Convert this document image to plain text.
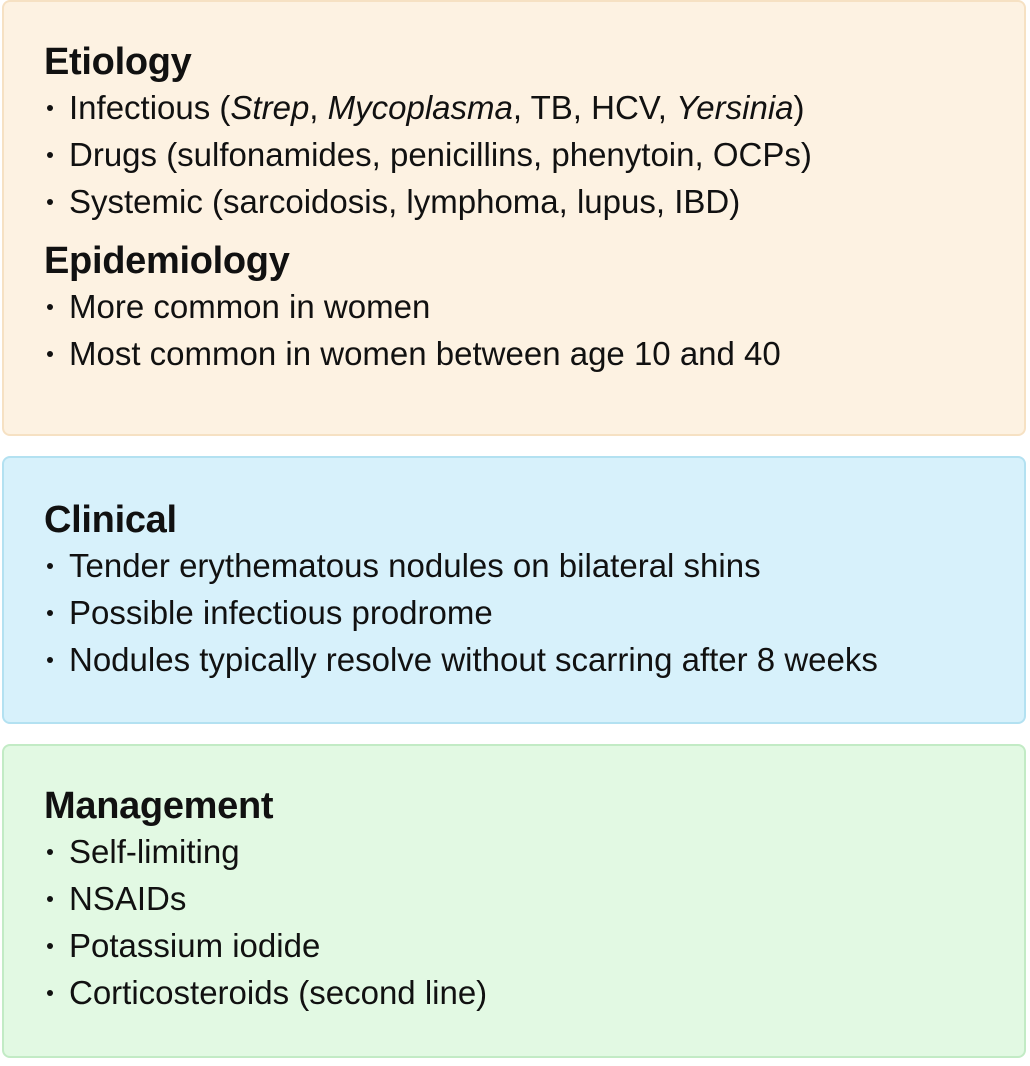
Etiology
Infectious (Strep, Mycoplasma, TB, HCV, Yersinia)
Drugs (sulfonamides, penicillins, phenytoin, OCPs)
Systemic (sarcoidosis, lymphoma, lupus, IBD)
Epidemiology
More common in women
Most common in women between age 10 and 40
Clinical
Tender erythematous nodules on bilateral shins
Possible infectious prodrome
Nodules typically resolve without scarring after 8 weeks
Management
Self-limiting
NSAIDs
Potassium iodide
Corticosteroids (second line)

...

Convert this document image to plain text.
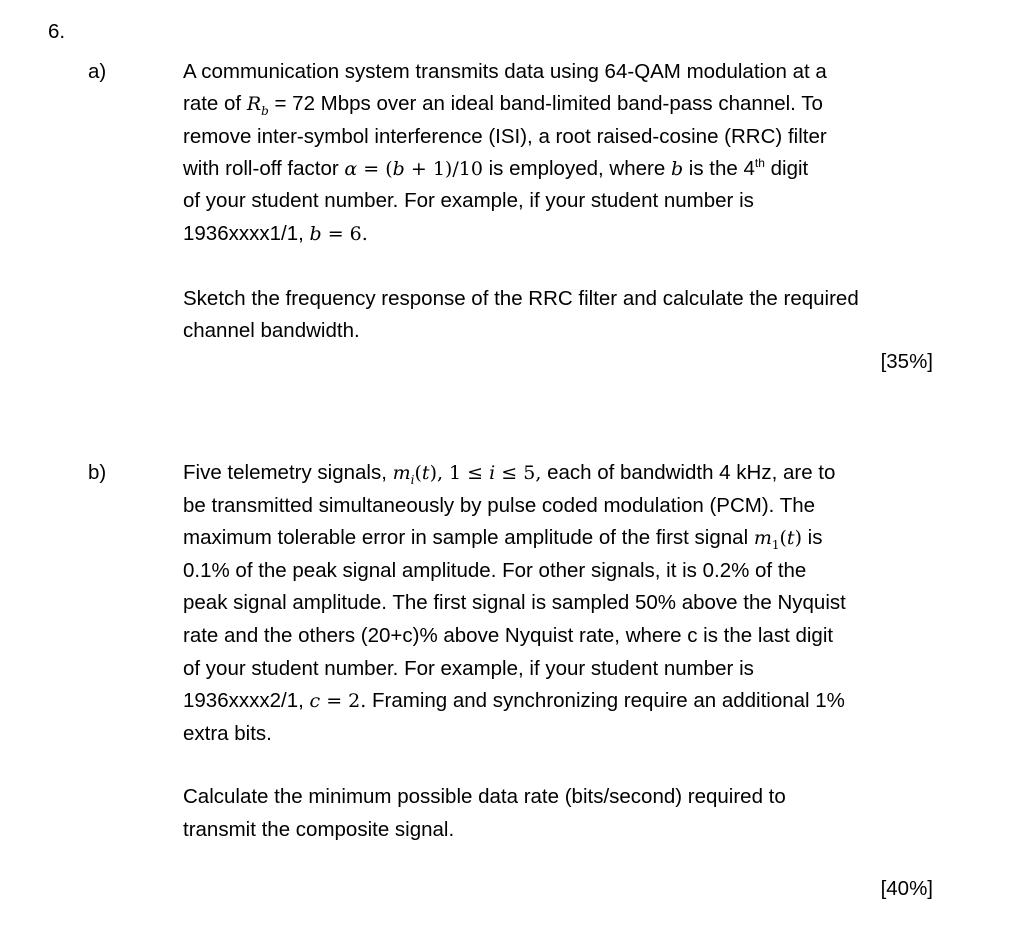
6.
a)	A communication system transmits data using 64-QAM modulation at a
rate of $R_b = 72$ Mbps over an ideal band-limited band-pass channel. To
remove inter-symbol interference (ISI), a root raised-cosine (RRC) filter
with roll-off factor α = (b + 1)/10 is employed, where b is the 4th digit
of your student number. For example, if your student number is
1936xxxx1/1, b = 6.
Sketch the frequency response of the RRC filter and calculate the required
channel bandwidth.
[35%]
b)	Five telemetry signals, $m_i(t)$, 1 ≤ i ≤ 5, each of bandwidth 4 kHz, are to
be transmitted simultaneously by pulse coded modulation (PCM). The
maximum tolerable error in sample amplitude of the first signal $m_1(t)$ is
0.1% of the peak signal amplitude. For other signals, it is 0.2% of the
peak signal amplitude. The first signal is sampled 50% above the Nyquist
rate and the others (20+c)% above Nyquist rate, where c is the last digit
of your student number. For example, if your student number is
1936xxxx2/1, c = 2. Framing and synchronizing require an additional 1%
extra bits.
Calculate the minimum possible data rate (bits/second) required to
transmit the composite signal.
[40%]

...

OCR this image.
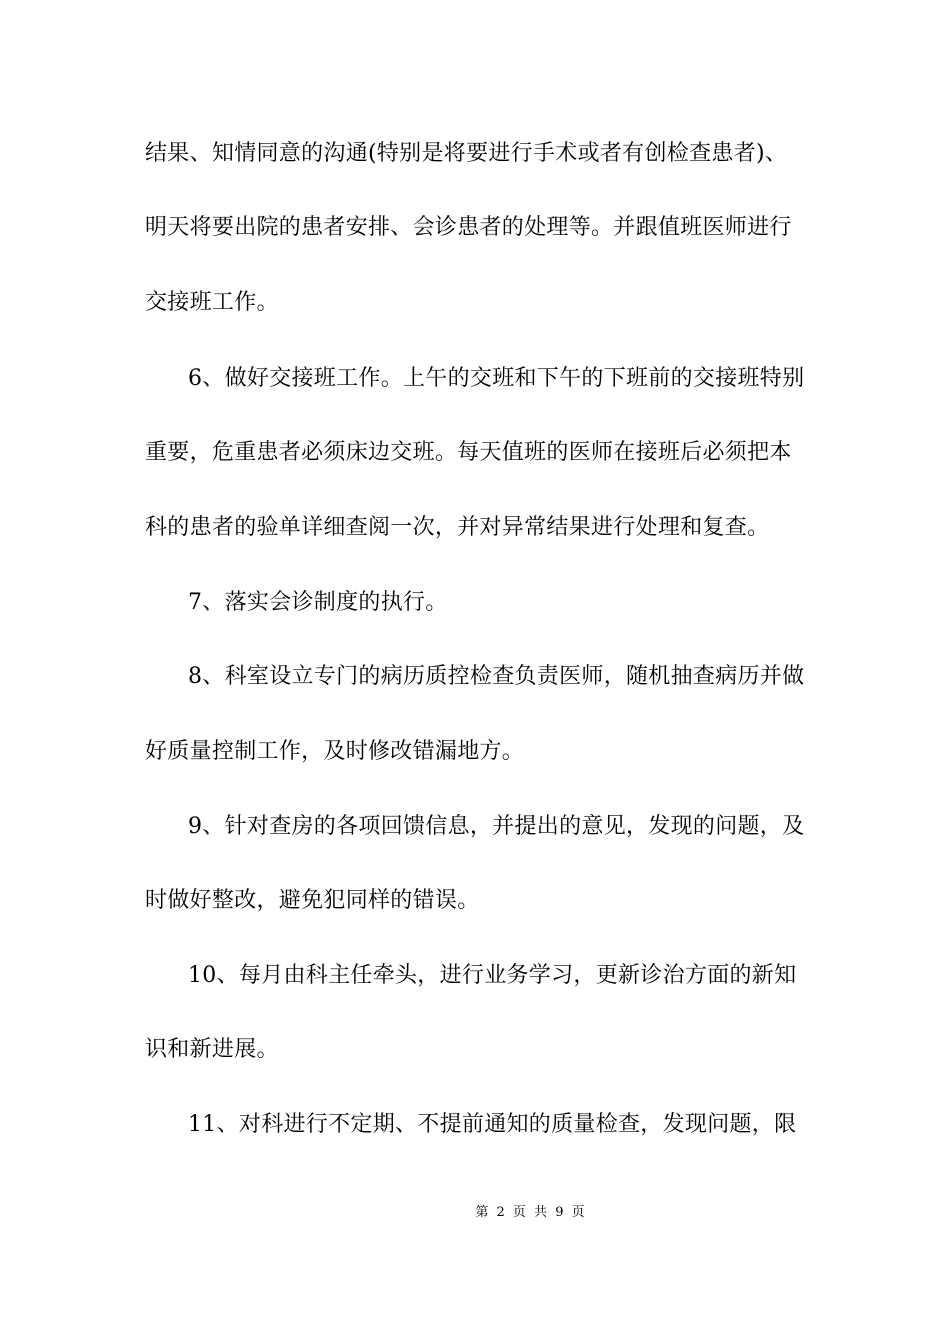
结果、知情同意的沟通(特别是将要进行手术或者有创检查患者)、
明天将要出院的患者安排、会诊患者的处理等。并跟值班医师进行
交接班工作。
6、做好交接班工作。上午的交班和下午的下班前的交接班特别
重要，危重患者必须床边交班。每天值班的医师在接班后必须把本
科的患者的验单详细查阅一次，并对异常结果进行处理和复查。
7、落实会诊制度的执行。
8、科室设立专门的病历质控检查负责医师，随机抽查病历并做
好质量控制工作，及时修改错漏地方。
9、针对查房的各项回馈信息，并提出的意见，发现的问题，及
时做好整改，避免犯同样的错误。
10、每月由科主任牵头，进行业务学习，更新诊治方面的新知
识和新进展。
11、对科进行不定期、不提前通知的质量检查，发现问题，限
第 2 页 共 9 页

*Stated goal*. Write out every line of the entries that holds the word "filter".

*Solution below*.
remove inter-symbol interference (ISI), a root raised-cosine (RRC) filter
Sketch the frequency response of the RRC filter and calculate the required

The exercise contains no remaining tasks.